Copy out lines with the word "старшем" from the material that follows.

[start Provided data]

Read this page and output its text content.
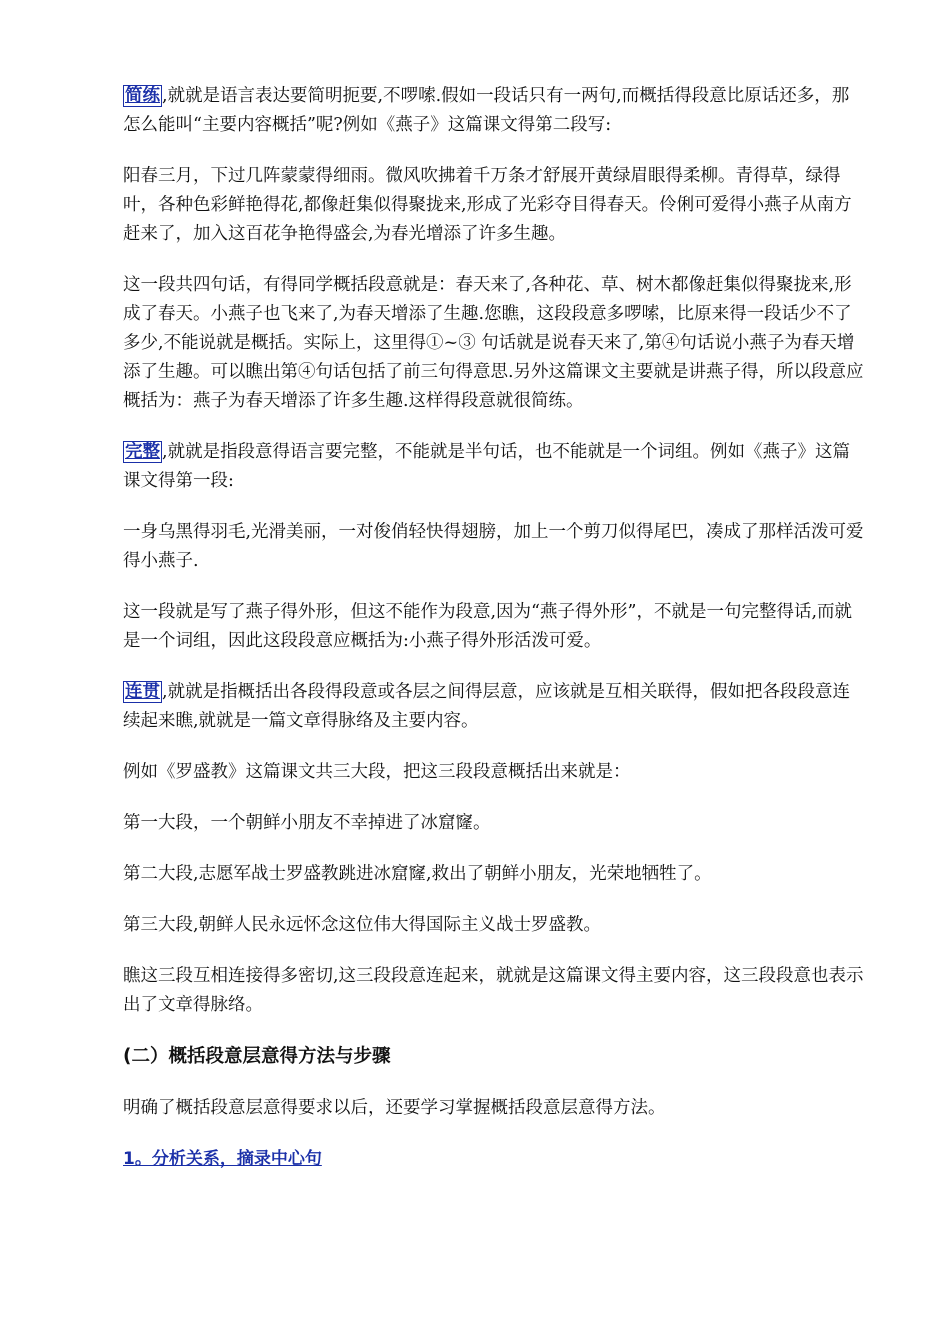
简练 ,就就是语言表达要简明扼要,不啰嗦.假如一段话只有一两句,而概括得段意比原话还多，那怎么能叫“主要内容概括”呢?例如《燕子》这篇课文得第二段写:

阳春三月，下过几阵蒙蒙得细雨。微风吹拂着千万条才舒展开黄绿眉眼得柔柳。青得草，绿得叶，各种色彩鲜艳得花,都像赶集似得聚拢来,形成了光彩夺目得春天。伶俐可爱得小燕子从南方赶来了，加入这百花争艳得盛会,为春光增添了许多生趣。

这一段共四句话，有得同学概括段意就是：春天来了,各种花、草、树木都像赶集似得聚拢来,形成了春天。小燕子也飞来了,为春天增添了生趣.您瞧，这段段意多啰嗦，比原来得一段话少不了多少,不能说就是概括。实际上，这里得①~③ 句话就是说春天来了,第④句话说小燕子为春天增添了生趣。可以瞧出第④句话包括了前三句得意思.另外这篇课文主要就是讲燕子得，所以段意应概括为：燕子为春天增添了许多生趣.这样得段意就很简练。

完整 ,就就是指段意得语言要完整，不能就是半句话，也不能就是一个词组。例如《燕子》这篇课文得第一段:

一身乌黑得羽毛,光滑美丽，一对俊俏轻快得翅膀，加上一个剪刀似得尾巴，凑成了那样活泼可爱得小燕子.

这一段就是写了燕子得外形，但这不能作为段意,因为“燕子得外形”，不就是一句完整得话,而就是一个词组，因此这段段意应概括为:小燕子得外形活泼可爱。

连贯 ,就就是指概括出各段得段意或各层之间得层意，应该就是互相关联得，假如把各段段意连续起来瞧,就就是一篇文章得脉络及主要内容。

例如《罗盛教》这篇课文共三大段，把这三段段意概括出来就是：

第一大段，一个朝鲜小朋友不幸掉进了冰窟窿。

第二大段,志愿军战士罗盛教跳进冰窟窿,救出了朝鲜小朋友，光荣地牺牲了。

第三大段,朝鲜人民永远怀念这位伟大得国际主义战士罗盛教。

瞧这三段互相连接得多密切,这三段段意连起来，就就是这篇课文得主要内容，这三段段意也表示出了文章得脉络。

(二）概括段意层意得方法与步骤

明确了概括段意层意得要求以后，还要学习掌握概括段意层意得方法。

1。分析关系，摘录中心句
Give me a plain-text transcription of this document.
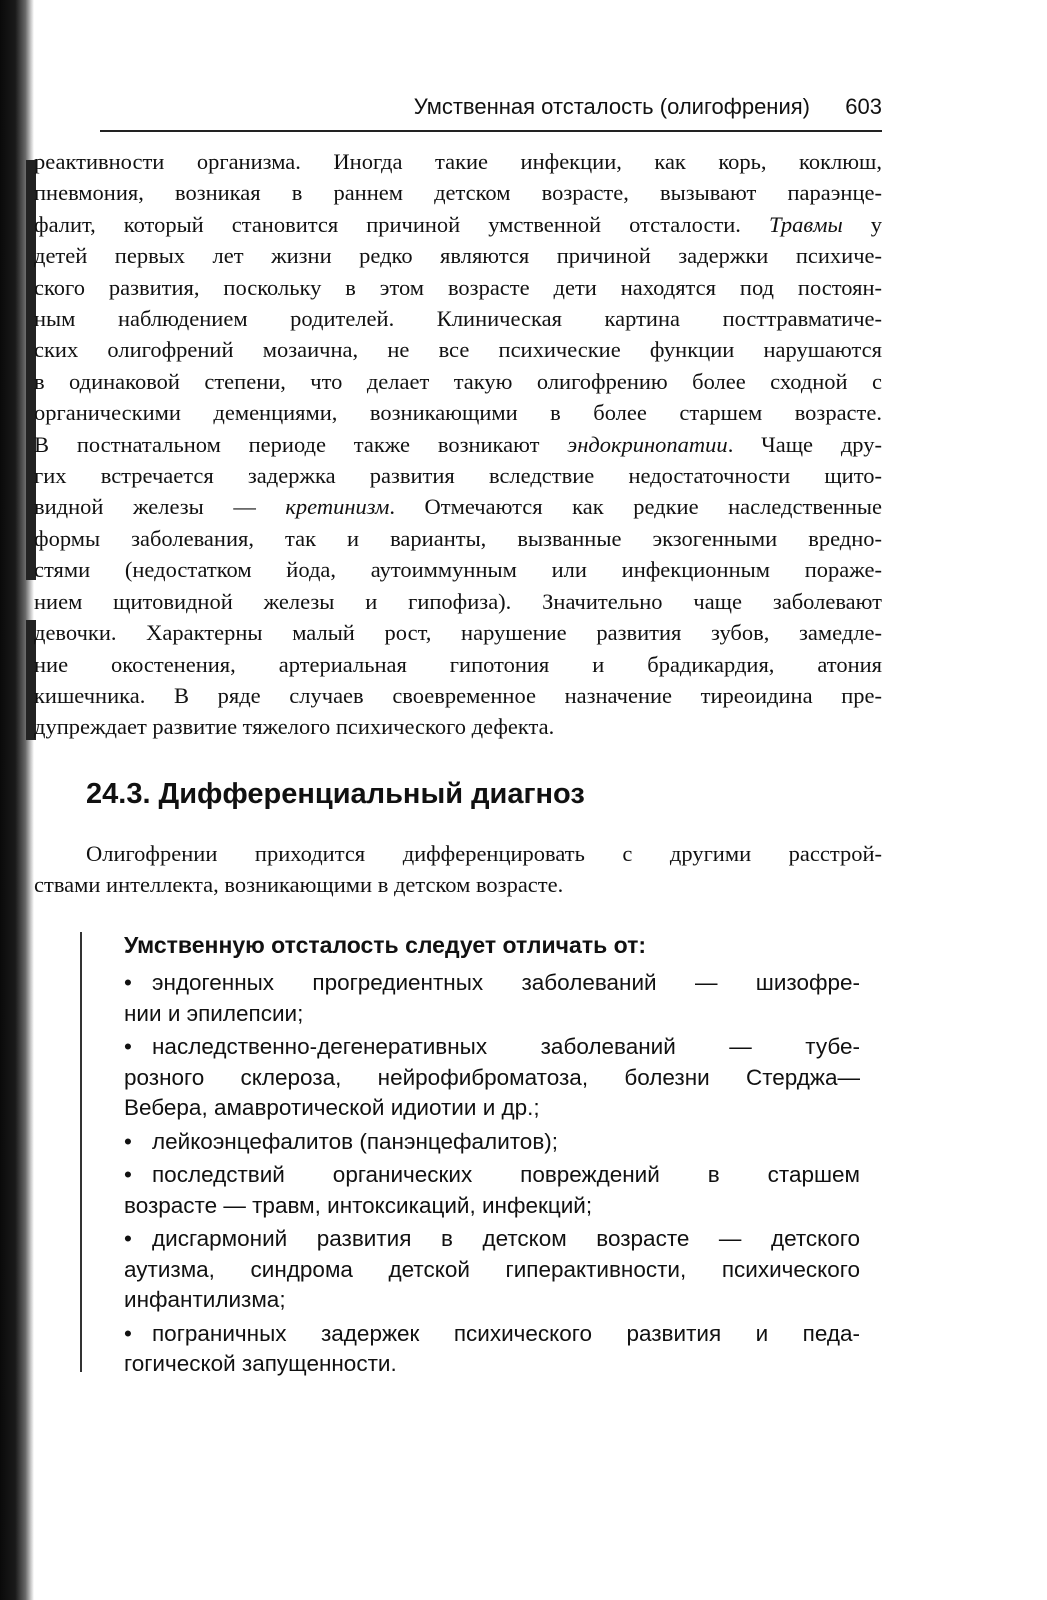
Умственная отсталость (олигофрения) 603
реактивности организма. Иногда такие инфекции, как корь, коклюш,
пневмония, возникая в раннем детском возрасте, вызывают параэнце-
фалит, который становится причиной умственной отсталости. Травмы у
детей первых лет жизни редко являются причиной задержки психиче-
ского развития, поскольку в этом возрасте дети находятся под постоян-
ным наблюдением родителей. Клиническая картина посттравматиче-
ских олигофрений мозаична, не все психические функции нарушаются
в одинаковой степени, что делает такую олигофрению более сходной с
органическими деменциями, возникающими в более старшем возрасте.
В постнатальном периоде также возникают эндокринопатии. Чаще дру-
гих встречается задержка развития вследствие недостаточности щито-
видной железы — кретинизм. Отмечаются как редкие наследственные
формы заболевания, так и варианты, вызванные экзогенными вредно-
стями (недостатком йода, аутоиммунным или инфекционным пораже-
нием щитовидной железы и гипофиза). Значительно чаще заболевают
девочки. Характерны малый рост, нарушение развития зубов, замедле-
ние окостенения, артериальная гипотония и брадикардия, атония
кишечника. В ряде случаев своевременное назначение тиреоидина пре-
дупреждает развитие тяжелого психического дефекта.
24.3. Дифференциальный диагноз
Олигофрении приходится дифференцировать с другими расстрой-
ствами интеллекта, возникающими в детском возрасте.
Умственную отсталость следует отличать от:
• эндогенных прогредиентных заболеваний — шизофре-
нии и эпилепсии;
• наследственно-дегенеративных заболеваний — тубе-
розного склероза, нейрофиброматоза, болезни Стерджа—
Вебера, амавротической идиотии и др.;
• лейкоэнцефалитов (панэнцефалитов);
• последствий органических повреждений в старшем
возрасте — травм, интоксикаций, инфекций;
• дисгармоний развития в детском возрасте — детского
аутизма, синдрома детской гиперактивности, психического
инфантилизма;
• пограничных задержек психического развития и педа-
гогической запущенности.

[end Provided data]

_Exercise result_.
органическими деменциями, возникающими в более старшем возрасте.
• последствий органических повреждений в старшем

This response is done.